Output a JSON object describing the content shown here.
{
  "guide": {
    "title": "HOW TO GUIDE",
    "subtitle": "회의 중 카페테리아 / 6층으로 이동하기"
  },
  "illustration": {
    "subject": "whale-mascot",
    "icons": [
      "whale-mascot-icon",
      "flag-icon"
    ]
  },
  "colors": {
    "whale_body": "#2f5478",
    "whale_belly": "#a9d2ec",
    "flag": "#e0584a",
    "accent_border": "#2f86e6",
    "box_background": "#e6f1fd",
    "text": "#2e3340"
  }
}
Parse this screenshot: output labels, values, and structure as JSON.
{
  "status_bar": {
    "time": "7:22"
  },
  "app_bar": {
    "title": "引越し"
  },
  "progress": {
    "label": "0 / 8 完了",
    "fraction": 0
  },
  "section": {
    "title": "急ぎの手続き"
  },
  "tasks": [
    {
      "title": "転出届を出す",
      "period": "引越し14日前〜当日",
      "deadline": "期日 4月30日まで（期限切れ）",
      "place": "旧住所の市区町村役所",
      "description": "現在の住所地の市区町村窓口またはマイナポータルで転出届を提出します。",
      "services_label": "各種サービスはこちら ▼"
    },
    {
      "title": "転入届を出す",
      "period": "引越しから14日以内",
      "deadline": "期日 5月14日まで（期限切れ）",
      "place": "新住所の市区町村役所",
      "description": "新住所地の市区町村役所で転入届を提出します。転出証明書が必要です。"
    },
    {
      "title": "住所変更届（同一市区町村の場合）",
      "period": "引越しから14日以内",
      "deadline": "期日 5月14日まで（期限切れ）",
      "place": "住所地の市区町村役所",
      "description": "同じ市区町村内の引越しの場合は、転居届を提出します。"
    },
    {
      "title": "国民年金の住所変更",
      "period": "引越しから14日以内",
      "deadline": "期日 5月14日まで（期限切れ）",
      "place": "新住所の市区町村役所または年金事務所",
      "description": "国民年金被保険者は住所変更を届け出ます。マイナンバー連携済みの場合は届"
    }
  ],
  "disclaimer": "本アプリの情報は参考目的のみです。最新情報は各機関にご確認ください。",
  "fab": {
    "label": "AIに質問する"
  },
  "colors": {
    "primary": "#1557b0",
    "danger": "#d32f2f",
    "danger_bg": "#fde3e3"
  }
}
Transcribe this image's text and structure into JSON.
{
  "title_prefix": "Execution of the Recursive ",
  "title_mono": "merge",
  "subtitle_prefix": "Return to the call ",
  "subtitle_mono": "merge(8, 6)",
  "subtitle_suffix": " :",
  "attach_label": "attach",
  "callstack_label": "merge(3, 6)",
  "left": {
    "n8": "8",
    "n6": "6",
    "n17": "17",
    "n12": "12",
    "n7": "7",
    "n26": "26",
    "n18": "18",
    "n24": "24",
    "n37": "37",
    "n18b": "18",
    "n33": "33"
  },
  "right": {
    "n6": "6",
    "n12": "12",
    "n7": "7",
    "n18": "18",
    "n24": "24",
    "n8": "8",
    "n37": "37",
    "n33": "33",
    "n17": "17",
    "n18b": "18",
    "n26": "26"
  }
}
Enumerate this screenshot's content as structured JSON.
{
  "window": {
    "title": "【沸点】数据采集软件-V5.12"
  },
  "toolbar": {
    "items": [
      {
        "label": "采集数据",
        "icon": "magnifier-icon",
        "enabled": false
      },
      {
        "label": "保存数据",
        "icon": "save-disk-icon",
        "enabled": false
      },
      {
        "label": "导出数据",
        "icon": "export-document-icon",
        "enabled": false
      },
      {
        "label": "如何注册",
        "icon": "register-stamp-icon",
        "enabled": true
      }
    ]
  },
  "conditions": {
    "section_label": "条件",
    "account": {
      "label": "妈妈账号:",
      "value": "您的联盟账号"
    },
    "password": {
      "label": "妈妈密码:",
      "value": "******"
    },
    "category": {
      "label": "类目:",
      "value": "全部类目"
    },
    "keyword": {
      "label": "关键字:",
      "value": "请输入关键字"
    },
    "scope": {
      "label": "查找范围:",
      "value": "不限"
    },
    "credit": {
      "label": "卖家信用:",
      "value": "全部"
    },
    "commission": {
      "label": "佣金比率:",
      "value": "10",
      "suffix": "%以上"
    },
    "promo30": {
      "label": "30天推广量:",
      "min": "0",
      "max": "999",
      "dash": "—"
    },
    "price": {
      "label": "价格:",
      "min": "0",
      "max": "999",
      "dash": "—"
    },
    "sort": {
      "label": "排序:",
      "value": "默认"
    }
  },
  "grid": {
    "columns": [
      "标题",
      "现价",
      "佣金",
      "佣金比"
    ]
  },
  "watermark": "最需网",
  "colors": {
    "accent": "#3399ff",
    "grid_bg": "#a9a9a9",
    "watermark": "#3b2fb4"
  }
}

★ ★ ★ ★ ★ ★ ★

:: STATED EXERCISE ::
Write out all the data again, exactly as it appears.

:: FULL RESPONSE ::
Output a JSON object describing the content shown here.
{
  "guide": {
    "title": "HOW TO GUIDE",
    "subtitle": "회의 중 카페테리아 / 6층으로 이동하기"
  },
  "illustration": {
    "subject": "whale-mascot",
    "icons": [
      "whale-mascot-icon",
      "flag-icon"
    ]
  },
  "colors": {
    "whale_body": "#2f5478",
    "whale_belly": "#a9d2ec",
    "flag": "#e0584a",
    "accent_border": "#2f86e6",
    "box_background": "#e6f1fd",
    "text": "#2e3340"
  }
}
Parse this screenshot: output labels, values, and structure as JSON.
{
  "status_bar": {
    "time": "7:22"
  },
  "app_bar": {
    "title": "引越し"
  },
  "progress": {
    "label": "0 / 8 完了",
    "fraction": 0
  },
  "section": {
    "title": "急ぎの手続き"
  },
  "tasks": [
    {
      "title": "転出届を出す",
      "period": "引越し14日前〜当日",
      "deadline": "期日 4月30日まで（期限切れ）",
      "place": "旧住所の市区町村役所",
      "description": "現在の住所地の市区町村窓口またはマイナポータルで転出届を提出します。",
      "services_label": "各種サービスはこちら ▼"
    },
    {
      "title": "転入届を出す",
      "period": "引越しから14日以内",
      "deadline": "期日 5月14日まで（期限切れ）",
      "place": "新住所の市区町村役所",
      "description": "新住所地の市区町村役所で転入届を提出します。転出証明書が必要です。"
    },
    {
      "title": "住所変更届（同一市区町村の場合）",
      "period": "引越しから14日以内",
      "deadline": "期日 5月14日まで（期限切れ）",
      "place": "住所地の市区町村役所",
      "description": "同じ市区町村内の引越しの場合は、転居届を提出します。"
    },
    {
      "title": "国民年金の住所変更",
      "period": "引越しから14日以内",
      "deadline": "期日 5月14日まで（期限切れ）",
      "place": "新住所の市区町村役所または年金事務所",
      "description": "国民年金被保険者は住所変更を届け出ます。マイナンバー連携済みの場合は届"
    }
  ],
  "disclaimer": "本アプリの情報は参考目的のみです。最新情報は各機関にご確認ください。",
  "fab": {
    "label": "AIに質問する"
  },
  "colors": {
    "primary": "#1557b0",
    "danger": "#d32f2f",
    "danger_bg": "#fde3e3"
  }
}
Transcribe this image's text and structure into JSON.
{
  "title_prefix": "Execution of the Recursive ",
  "title_mono": "merge",
  "subtitle_prefix": "Return to the call ",
  "subtitle_mono": "merge(8, 6)",
  "subtitle_suffix": " :",
  "attach_label": "attach",
  "callstack_label": "merge(3, 6)",
  "left": {
    "n8": "8",
    "n6": "6",
    "n17": "17",
    "n12": "12",
    "n7": "7",
    "n26": "26",
    "n18": "18",
    "n24": "24",
    "n37": "37",
    "n18b": "18",
    "n33": "33"
  },
  "right": {
    "n6": "6",
    "n12": "12",
    "n7": "7",
    "n18": "18",
    "n24": "24",
    "n8": "8",
    "n37": "37",
    "n33": "33",
    "n17": "17",
    "n18b": "18",
    "n26": "26"
  }
}
Enumerate this screenshot's content as structured JSON.
{
  "window": {
    "title": "【沸点】数据采集软件-V5.12"
  },
  "toolbar": {
    "items": [
      {
        "label": "采集数据",
        "icon": "magnifier-icon",
        "enabled": false
      },
      {
        "label": "保存数据",
        "icon": "save-disk-icon",
        "enabled": false
      },
      {
        "label": "导出数据",
        "icon": "export-document-icon",
        "enabled": false
      },
      {
        "label": "如何注册",
        "icon": "register-stamp-icon",
        "enabled": true
      }
    ]
  },
  "conditions": {
    "section_label": "条件",
    "account": {
      "label": "妈妈账号:",
      "value": "您的联盟账号"
    },
    "password": {
      "label": "妈妈密码:",
      "value": "******"
    },
    "category": {
      "label": "类目:",
      "value": "全部类目"
    },
    "keyword": {
      "label": "关键字:",
      "value": "请输入关键字"
    },
    "scope": {
      "label": "查找范围:",
      "value": "不限"
    },
    "credit": {
      "label": "卖家信用:",
      "value": "全部"
    },
    "commission": {
      "label": "佣金比率:",
      "value": "10",
      "suffix": "%以上"
    },
    "promo30": {
      "label": "30天推广量:",
      "min": "0",
      "max": "999",
      "dash": "—"
    },
    "price": {
      "label": "价格:",
      "min": "0",
      "max": "999",
      "dash": "—"
    },
    "sort": {
      "label": "排序:",
      "value": "默认"
    }
  },
  "grid": {
    "columns": [
      "标题",
      "现价",
      "佣金",
      "佣金比"
    ]
  },
  "watermark": "最需网",
  "colors": {
    "accent": "#3399ff",
    "grid_bg": "#a9a9a9",
    "watermark": "#3b2fb4"
  }
}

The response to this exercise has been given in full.